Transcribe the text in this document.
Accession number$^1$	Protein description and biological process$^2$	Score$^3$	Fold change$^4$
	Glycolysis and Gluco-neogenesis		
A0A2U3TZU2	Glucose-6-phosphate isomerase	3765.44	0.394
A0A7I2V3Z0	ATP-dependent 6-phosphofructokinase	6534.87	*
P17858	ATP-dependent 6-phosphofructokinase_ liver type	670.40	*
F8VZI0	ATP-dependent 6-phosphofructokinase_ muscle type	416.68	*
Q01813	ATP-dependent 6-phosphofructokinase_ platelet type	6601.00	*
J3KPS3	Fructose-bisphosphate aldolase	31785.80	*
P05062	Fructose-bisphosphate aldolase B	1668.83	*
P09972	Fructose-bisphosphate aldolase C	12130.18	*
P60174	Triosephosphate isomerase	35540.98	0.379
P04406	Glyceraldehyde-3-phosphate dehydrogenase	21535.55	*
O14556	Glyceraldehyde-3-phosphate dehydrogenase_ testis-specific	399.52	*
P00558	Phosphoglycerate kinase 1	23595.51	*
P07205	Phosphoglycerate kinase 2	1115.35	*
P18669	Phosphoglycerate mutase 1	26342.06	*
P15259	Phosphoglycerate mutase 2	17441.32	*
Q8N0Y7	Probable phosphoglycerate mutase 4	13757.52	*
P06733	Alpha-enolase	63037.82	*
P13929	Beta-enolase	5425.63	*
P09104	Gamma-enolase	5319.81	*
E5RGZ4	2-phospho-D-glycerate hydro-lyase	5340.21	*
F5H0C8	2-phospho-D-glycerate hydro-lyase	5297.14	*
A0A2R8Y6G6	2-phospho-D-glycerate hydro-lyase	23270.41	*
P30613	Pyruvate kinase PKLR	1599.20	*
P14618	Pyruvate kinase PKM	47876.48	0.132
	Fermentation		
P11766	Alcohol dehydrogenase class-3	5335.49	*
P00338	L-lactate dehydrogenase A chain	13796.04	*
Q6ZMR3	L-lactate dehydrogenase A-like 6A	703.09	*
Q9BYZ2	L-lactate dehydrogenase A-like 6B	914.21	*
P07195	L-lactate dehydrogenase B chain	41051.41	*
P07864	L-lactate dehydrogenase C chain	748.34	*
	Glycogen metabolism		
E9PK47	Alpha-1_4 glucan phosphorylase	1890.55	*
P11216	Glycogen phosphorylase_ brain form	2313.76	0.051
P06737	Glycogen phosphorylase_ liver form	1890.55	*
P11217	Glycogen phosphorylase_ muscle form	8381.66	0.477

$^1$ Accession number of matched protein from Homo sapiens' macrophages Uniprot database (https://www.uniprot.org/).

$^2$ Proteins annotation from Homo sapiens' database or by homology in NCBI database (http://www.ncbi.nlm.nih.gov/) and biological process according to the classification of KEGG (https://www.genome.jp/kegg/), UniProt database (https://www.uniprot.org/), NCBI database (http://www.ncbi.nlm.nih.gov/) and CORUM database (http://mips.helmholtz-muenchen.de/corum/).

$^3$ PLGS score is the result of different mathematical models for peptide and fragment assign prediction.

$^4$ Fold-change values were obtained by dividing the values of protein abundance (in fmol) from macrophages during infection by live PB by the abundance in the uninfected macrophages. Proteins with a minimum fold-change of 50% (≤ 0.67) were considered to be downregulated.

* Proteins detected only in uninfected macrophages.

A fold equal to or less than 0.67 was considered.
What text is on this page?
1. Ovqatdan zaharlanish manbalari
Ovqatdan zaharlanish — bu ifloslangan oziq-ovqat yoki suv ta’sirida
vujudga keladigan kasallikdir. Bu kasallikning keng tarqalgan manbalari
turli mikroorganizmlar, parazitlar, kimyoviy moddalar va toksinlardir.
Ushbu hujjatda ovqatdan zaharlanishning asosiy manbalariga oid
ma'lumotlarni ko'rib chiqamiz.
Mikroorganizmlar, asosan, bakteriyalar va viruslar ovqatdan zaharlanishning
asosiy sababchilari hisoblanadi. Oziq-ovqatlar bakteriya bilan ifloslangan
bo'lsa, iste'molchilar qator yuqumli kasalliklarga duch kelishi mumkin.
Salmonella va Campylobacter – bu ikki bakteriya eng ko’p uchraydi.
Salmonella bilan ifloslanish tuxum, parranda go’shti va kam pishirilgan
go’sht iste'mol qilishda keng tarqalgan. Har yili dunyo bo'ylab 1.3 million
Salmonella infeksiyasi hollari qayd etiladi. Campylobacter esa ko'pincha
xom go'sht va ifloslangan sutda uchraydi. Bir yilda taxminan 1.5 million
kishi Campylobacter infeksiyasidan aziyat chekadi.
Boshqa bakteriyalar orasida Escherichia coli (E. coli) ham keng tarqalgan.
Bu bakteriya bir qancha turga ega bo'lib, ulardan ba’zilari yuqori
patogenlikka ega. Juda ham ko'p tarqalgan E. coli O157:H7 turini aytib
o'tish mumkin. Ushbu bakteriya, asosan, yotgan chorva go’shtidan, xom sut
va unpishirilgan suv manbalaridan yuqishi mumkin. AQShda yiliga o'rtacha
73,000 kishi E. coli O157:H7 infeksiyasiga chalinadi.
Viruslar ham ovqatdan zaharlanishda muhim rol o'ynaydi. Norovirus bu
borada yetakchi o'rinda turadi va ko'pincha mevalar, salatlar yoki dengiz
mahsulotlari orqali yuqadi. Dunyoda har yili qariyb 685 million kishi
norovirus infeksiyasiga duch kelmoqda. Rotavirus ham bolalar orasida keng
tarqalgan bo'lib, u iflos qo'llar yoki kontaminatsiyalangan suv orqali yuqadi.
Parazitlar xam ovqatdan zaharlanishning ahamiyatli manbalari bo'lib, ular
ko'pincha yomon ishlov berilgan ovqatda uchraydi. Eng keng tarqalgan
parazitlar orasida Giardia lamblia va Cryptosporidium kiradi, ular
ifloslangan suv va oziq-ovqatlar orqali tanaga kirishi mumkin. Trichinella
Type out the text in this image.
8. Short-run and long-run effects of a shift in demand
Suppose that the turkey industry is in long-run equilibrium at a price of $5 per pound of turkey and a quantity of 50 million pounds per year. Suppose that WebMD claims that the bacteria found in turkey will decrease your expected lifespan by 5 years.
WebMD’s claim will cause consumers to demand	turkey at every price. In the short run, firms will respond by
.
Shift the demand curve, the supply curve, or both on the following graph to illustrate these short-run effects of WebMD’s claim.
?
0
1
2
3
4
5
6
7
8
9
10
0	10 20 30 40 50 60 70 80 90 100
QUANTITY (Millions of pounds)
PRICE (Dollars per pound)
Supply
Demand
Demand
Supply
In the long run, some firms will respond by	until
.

=== What you are asked to do ===
All lines from the line containing "Type out the text in this image." through the end of the listing above are to be duplicated exactly; include both ends and nothing further.

=== Output for this exercise ===
Type out the text in this image.
8. Short-run and long-run effects of a shift in demand
Suppose that the turkey industry is in long-run equilibrium at a price of $5 per pound of turkey and a quantity of 50 million pounds per year. Suppose that WebMD claims that the bacteria found in turkey will decrease your expected lifespan by 5 years.
WebMD’s claim will cause consumers to demand	turkey at every price. In the short run, firms will respond by
.
Shift the demand curve, the supply curve, or both on the following graph to illustrate these short-run effects of WebMD’s claim.
?
0
1
2
3
4
5
6
7
8
9
10
0	10 20 30 40 50 60 70 80 90 100
QUANTITY (Millions of pounds)
PRICE (Dollars per pound)
Supply
Demand
Demand
Supply
In the long run, some firms will respond by	until
.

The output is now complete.